-- begin DATA FOR THIS TASK --

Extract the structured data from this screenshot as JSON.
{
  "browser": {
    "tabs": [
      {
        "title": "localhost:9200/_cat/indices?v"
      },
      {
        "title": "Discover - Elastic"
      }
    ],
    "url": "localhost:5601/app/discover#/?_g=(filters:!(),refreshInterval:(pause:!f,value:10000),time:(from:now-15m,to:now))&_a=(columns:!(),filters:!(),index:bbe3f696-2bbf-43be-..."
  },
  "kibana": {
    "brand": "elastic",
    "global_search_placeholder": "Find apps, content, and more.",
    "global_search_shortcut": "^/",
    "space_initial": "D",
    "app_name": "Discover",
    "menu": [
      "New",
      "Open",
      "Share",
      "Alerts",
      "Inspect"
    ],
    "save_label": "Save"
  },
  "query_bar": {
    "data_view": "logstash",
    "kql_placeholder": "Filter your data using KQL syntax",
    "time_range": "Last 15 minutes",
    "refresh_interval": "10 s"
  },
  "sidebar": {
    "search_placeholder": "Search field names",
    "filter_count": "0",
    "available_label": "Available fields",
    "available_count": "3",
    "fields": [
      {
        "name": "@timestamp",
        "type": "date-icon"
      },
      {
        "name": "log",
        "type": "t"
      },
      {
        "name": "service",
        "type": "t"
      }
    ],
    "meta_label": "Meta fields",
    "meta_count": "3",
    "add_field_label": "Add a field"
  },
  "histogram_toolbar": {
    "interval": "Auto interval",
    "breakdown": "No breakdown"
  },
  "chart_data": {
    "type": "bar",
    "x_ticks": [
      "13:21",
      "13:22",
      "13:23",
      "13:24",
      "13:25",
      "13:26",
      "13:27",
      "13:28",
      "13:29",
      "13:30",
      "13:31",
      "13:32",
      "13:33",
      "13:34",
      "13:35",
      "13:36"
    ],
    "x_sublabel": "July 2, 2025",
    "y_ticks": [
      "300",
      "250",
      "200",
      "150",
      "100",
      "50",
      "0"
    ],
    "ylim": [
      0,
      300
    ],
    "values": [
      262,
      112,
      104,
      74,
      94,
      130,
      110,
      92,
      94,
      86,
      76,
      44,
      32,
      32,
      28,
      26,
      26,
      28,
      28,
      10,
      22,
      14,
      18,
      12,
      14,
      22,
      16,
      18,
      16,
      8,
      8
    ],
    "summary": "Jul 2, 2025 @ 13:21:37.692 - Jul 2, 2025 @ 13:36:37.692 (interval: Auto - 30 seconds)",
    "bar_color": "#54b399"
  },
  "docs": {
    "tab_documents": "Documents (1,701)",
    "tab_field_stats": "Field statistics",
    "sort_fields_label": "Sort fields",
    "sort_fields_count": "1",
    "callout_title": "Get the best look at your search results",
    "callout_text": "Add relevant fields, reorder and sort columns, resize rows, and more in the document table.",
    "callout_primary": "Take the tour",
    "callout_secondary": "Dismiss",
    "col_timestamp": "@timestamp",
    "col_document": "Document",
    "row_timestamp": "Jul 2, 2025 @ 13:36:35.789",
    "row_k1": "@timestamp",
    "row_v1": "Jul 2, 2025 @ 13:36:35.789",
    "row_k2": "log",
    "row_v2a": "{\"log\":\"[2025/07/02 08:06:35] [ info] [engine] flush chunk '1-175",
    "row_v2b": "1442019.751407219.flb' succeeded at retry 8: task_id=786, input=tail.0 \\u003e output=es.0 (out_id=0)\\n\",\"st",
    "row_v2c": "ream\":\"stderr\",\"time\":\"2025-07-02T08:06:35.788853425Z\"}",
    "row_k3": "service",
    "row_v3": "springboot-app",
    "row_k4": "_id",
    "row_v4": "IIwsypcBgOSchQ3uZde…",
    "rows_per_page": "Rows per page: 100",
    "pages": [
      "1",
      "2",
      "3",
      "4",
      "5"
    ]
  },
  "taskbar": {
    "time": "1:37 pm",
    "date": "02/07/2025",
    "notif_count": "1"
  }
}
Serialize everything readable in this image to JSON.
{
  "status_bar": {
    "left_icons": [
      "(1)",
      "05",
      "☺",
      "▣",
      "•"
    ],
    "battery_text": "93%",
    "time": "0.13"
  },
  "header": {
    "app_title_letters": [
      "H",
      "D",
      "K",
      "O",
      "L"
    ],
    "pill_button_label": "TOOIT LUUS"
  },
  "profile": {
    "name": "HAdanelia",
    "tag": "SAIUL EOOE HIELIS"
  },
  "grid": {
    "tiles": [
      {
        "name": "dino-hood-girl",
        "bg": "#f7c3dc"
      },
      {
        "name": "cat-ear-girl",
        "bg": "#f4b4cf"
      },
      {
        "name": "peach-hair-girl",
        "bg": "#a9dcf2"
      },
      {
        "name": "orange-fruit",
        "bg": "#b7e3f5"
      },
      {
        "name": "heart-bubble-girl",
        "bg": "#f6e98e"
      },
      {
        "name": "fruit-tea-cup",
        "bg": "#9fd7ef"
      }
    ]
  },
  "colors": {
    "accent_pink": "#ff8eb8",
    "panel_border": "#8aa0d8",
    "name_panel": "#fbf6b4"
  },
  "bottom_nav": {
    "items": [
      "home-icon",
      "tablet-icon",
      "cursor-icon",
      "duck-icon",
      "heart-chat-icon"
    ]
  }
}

-- end DATA FOR THIS TASK --

WHAT IS REQUIRED
Pull out each line of the entries that contains "from".

RESPONSE
Extract the structured data from this screenshot as JSON.
    "url": "localhost:5601/app/discover#/?_g=(filters:!(),refreshInterval:(pause:!f,value:10000),time:(from:now-15m,to:now))&_a=(columns:!(),filters:!(),index:bbe3f696-2bbf-43be-..."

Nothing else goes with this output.